Extracted material »
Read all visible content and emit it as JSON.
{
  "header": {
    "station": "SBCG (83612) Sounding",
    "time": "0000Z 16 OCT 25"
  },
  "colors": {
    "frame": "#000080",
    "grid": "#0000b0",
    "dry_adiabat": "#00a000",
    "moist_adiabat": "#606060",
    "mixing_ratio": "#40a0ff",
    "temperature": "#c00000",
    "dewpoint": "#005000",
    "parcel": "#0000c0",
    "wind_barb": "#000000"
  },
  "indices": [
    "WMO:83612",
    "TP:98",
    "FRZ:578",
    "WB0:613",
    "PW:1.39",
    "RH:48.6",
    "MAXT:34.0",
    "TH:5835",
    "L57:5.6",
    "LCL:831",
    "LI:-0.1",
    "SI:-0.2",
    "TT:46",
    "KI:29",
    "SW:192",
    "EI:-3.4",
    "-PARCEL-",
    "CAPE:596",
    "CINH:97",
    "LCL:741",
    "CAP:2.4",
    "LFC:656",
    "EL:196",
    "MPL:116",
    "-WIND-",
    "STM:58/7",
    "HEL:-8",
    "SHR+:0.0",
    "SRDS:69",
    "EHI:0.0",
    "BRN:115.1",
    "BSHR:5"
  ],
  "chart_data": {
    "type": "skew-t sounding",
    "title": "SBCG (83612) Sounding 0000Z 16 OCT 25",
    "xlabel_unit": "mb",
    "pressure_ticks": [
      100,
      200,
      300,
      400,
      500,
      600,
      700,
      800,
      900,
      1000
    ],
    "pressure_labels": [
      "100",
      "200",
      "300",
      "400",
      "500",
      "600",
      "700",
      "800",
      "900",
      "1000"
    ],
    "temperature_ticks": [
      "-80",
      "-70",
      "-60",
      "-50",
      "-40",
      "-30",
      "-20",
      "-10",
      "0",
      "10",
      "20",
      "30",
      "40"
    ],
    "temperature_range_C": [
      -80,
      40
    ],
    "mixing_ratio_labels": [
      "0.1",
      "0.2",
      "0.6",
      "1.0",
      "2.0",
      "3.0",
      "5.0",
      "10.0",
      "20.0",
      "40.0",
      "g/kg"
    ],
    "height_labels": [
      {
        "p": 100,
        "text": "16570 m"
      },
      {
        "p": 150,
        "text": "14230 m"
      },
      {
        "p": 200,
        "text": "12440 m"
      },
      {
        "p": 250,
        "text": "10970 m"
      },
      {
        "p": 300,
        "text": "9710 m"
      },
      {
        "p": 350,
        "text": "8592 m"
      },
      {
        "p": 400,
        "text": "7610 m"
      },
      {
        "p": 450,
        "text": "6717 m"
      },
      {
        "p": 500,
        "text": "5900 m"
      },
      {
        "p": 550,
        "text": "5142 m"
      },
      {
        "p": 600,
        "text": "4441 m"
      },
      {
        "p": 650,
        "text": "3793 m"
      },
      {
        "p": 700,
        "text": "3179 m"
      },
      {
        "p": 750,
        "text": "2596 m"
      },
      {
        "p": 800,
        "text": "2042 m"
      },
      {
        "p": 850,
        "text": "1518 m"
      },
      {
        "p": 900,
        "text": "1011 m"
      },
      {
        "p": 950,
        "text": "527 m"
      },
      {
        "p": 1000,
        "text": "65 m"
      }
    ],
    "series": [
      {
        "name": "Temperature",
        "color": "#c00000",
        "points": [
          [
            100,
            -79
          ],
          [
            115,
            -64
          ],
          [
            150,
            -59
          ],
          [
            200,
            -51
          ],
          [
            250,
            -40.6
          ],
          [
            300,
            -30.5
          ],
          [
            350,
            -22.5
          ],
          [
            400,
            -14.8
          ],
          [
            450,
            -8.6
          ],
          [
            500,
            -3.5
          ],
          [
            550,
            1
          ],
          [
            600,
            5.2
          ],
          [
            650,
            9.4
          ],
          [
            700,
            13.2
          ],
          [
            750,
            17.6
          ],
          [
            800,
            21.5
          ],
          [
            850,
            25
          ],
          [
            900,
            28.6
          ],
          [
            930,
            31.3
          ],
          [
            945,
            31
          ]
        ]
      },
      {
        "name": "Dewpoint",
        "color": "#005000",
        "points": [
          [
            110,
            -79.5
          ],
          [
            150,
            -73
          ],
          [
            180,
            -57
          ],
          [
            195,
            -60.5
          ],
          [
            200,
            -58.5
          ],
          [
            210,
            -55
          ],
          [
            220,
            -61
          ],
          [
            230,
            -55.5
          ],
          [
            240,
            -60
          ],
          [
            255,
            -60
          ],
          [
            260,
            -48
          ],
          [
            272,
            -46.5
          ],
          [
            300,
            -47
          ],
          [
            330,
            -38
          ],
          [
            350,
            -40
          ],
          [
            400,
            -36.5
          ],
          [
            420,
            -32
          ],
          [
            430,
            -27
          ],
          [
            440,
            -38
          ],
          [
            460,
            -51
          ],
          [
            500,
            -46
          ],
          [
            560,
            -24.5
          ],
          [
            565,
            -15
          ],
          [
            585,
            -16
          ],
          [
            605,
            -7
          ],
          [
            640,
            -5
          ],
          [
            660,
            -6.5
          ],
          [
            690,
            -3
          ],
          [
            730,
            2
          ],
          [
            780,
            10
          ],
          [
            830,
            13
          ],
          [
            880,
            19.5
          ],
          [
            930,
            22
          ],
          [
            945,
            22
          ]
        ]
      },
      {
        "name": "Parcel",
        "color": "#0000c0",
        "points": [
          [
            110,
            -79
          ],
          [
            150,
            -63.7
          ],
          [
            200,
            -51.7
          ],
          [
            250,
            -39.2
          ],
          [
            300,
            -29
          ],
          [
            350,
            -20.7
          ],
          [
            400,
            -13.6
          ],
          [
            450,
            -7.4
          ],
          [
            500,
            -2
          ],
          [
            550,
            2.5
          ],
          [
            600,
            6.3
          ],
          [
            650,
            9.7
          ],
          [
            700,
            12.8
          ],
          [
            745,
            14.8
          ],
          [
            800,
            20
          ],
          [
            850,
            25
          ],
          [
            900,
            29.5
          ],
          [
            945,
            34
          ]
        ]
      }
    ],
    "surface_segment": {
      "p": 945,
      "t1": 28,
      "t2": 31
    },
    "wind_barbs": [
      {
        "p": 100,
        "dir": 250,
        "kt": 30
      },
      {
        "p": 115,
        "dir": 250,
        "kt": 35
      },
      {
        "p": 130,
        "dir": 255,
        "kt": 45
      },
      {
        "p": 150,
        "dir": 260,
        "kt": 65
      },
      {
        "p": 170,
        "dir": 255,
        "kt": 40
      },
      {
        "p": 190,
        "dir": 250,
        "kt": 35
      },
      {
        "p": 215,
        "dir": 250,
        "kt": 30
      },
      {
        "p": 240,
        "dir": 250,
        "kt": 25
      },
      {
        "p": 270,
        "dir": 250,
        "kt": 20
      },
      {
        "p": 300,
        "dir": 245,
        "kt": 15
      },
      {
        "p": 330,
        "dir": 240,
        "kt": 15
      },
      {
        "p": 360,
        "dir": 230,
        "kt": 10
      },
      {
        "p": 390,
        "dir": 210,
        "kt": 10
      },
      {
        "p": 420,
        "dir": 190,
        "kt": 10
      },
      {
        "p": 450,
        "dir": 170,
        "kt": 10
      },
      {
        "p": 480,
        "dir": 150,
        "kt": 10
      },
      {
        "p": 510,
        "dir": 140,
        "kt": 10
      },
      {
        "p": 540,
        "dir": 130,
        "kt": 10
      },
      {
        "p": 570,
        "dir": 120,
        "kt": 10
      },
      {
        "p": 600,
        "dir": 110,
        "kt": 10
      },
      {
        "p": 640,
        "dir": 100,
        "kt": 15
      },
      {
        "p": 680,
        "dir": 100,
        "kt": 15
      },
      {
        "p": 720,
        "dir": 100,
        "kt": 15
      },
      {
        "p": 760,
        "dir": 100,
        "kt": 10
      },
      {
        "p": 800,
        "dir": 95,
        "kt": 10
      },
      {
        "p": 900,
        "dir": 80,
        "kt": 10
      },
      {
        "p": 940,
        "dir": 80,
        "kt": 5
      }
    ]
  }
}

Exercise » Copy the lines from the entries above in which the word "SBCG" appears.

Solution to this problem »
    "station": "SBCG (83612) Sounding",
    "title": "SBCG (83612) Sounding 0000Z 16 OCT 25",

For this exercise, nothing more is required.